■ Required task
Provide an exact reproduction of every entry.

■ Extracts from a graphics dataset
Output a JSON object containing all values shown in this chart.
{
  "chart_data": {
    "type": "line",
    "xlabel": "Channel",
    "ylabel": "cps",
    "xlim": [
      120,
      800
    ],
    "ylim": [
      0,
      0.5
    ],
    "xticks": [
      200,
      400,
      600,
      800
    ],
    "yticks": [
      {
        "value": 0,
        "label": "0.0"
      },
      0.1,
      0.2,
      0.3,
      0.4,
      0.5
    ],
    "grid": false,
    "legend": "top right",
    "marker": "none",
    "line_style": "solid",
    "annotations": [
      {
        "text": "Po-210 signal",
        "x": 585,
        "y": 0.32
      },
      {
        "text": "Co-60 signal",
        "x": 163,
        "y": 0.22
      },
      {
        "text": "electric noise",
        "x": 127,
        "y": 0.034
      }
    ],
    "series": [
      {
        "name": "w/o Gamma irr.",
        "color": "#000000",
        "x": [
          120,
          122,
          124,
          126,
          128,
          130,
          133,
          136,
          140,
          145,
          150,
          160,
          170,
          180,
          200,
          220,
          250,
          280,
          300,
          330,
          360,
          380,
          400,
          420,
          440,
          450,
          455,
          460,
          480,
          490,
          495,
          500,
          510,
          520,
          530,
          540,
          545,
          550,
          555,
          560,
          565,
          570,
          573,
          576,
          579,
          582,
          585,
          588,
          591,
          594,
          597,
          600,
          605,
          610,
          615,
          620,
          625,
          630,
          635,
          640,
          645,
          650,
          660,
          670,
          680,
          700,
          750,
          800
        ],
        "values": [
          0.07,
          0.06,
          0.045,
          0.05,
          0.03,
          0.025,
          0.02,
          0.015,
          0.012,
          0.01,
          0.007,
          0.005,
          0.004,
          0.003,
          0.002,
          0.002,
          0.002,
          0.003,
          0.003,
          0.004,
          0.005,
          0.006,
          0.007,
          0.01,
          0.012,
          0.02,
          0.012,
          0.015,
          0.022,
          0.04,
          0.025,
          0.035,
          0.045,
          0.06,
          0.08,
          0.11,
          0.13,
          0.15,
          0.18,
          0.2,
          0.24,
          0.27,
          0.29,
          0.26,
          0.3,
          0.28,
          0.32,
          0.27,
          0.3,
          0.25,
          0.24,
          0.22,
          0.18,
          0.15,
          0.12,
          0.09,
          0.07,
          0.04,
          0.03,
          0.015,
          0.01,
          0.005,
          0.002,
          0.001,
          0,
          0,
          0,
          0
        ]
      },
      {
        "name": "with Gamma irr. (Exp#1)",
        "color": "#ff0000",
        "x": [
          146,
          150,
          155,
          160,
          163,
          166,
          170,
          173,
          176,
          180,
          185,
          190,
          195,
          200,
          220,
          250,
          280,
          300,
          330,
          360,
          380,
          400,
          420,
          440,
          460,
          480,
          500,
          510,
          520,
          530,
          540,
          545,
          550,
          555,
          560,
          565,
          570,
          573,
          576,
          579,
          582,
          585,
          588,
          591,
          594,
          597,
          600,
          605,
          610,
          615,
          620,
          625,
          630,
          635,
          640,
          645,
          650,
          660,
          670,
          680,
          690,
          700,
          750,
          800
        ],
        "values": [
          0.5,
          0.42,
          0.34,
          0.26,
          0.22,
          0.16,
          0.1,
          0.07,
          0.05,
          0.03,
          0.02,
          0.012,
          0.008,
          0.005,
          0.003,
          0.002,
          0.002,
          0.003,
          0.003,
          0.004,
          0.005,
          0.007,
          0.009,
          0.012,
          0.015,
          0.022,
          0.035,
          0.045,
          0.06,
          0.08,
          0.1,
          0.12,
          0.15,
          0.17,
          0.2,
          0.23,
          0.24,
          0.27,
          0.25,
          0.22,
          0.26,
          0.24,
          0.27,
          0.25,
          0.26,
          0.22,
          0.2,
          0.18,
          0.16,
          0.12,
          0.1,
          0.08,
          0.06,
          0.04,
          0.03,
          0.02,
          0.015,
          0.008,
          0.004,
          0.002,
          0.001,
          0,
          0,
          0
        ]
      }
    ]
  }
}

■ Completed task
Output a JSON object containing all values shown in this chart.
{
  "chart_data": {
    "type": "line",
    "xlabel": "Channel",
    "ylabel": "cps",
    "xlim": [
      120,
      800
    ],
    "ylim": [
      0,
      0.5
    ],
    "xticks": [
      200,
      400,
      600,
      800
    ],
    "yticks": [
      {
        "value": 0,
        "label": "0.0"
      },
      0.1,
      0.2,
      0.3,
      0.4,
      0.5
    ],
    "grid": false,
    "legend": "top right",
    "marker": "none",
    "line_style": "solid",
    "annotations": [
      {
        "text": "Po-210 signal",
        "x": 585,
        "y": 0.32
      },
      {
        "text": "Co-60 signal",
        "x": 163,
        "y": 0.22
      },
      {
        "text": "electric noise",
        "x": 127,
        "y": 0.034
      }
    ],
    "series": [
      {
        "name": "w/o Gamma irr.",
        "color": "#000000",
        "x": [
          120,
          122,
          124,
          126,
          128,
          130,
          133,
          136,
          140,
          145,
          150,
          160,
          170,
          180,
          200,
          220,
          250,
          280,
          300,
          330,
          360,
          380,
          400,
          420,
          440,
          450,
          455,
          460,
          480,
          490,
          495,
          500,
          510,
          520,
          530,
          540,
          545,
          550,
          555,
          560,
          565,
          570,
          573,
          576,
          579,
          582,
          585,
          588,
          591,
          594,
          597,
          600,
          605,
          610,
          615,
          620,
          625,
          630,
          635,
          640,
          645,
          650,
          660,
          670,
          680,
          700,
          750,
          800
        ],
        "values": [
          0.07,
          0.06,
          0.045,
          0.05,
          0.03,
          0.025,
          0.02,
          0.015,
          0.012,
          0.01,
          0.007,
          0.005,
          0.004,
          0.003,
          0.002,
          0.002,
          0.002,
          0.003,
          0.003,
          0.004,
          0.005,
          0.006,
          0.007,
          0.01,
          0.012,
          0.02,
          0.012,
          0.015,
          0.022,
          0.04,
          0.025,
          0.035,
          0.045,
          0.06,
          0.08,
          0.11,
          0.13,
          0.15,
          0.18,
          0.2,
          0.24,
          0.27,
          0.29,
          0.26,
          0.3,
          0.28,
          0.32,
          0.27,
          0.3,
          0.25,
          0.24,
          0.22,
          0.18,
          0.15,
          0.12,
          0.09,
          0.07,
          0.04,
          0.03,
          0.015,
          0.01,
          0.005,
          0.002,
          0.001,
          0,
          0,
          0,
          0
        ]
      },
      {
        "name": "with Gamma irr. (Exp#1)",
        "color": "#ff0000",
        "x": [
          146,
          150,
          155,
          160,
          163,
          166,
          170,
          173,
          176,
          180,
          185,
          190,
          195,
          200,
          220,
          250,
          280,
          300,
          330,
          360,
          380,
          400,
          420,
          440,
          460,
          480,
          500,
          510,
          520,
          530,
          540,
          545,
          550,
          555,
          560,
          565,
          570,
          573,
          576,
          579,
          582,
          585,
          588,
          591,
          594,
          597,
          600,
          605,
          610,
          615,
          620,
          625,
          630,
          635,
          640,
          645,
          650,
          660,
          670,
          680,
          690,
          700,
          750,
          800
        ],
        "values": [
          0.5,
          0.42,
          0.34,
          0.26,
          0.22,
          0.16,
          0.1,
          0.07,
          0.05,
          0.03,
          0.02,
          0.012,
          0.008,
          0.005,
          0.003,
          0.002,
          0.002,
          0.003,
          0.003,
          0.004,
          0.005,
          0.007,
          0.009,
          0.012,
          0.015,
          0.022,
          0.035,
          0.045,
          0.06,
          0.08,
          0.1,
          0.12,
          0.15,
          0.17,
          0.2,
          0.23,
          0.24,
          0.27,
          0.25,
          0.22,
          0.26,
          0.24,
          0.27,
          0.25,
          0.26,
          0.22,
          0.2,
          0.18,
          0.16,
          0.12,
          0.1,
          0.08,
          0.06,
          0.04,
          0.03,
          0.02,
          0.015,
          0.008,
          0.004,
          0.002,
          0.001,
          0,
          0,
          0
        ]
      }
    ]
  }
}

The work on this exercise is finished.